====== Information provided

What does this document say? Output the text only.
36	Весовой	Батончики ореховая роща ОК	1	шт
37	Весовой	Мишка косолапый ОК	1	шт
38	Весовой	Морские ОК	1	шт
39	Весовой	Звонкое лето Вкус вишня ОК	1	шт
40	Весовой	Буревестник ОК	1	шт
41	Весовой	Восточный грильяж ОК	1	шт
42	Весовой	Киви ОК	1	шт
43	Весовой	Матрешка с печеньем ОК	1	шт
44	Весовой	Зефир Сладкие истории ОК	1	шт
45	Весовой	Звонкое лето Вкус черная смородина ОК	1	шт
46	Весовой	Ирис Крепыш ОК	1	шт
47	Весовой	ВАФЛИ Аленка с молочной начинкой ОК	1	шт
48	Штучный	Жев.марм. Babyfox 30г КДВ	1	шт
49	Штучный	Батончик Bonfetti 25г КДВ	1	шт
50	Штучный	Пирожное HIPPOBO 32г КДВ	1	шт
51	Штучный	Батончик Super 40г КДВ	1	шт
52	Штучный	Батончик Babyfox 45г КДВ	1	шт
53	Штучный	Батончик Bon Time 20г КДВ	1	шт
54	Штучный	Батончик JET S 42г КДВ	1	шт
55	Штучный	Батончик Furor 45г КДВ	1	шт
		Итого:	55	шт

============

> [What is needed]:
Tally the lines above that contain the word "Весовой", and reply with only the number.

> [Task solution]:
12